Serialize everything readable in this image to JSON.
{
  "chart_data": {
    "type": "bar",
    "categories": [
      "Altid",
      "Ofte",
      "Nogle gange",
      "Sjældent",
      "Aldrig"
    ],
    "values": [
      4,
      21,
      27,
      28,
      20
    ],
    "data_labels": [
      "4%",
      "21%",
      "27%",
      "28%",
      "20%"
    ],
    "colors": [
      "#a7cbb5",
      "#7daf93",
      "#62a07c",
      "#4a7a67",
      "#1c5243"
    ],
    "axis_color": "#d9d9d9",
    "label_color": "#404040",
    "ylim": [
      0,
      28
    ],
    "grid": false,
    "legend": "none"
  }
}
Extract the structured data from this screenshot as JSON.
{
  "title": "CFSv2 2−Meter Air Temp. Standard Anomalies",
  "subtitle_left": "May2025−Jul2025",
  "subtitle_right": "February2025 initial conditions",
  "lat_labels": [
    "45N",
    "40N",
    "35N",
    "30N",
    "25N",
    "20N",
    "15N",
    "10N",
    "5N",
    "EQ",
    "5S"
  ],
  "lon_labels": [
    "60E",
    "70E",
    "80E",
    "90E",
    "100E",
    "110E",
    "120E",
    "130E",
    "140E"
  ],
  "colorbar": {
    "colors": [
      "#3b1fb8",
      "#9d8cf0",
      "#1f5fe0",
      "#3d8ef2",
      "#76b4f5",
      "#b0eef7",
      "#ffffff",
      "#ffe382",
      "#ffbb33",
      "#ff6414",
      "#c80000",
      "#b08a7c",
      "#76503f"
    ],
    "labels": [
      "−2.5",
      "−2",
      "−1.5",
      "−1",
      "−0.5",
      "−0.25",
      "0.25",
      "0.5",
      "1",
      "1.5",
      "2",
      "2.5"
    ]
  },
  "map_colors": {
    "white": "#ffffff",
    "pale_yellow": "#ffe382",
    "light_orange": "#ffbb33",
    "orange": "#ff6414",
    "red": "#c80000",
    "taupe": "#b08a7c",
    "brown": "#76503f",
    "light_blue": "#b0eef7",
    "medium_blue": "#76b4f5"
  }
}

──────────

### Aim
Print the records above in full, exactly.

### Correct output
Serialize everything readable in this image to JSON.
{
  "chart_data": {
    "type": "bar",
    "categories": [
      "Altid",
      "Ofte",
      "Nogle gange",
      "Sjældent",
      "Aldrig"
    ],
    "values": [
      4,
      21,
      27,
      28,
      20
    ],
    "data_labels": [
      "4%",
      "21%",
      "27%",
      "28%",
      "20%"
    ],
    "colors": [
      "#a7cbb5",
      "#7daf93",
      "#62a07c",
      "#4a7a67",
      "#1c5243"
    ],
    "axis_color": "#d9d9d9",
    "label_color": "#404040",
    "ylim": [
      0,
      28
    ],
    "grid": false,
    "legend": "none"
  }
}
Extract the structured data from this screenshot as JSON.
{
  "title": "CFSv2 2−Meter Air Temp. Standard Anomalies",
  "subtitle_left": "May2025−Jul2025",
  "subtitle_right": "February2025 initial conditions",
  "lat_labels": [
    "45N",
    "40N",
    "35N",
    "30N",
    "25N",
    "20N",
    "15N",
    "10N",
    "5N",
    "EQ",
    "5S"
  ],
  "lon_labels": [
    "60E",
    "70E",
    "80E",
    "90E",
    "100E",
    "110E",
    "120E",
    "130E",
    "140E"
  ],
  "colorbar": {
    "colors": [
      "#3b1fb8",
      "#9d8cf0",
      "#1f5fe0",
      "#3d8ef2",
      "#76b4f5",
      "#b0eef7",
      "#ffffff",
      "#ffe382",
      "#ffbb33",
      "#ff6414",
      "#c80000",
      "#b08a7c",
      "#76503f"
    ],
    "labels": [
      "−2.5",
      "−2",
      "−1.5",
      "−1",
      "−0.5",
      "−0.25",
      "0.25",
      "0.5",
      "1",
      "1.5",
      "2",
      "2.5"
    ]
  },
  "map_colors": {
    "white": "#ffffff",
    "pale_yellow": "#ffe382",
    "light_orange": "#ffbb33",
    "orange": "#ff6414",
    "red": "#c80000",
    "taupe": "#b08a7c",
    "brown": "#76503f",
    "light_blue": "#b0eef7",
    "medium_blue": "#76b4f5"
  }
}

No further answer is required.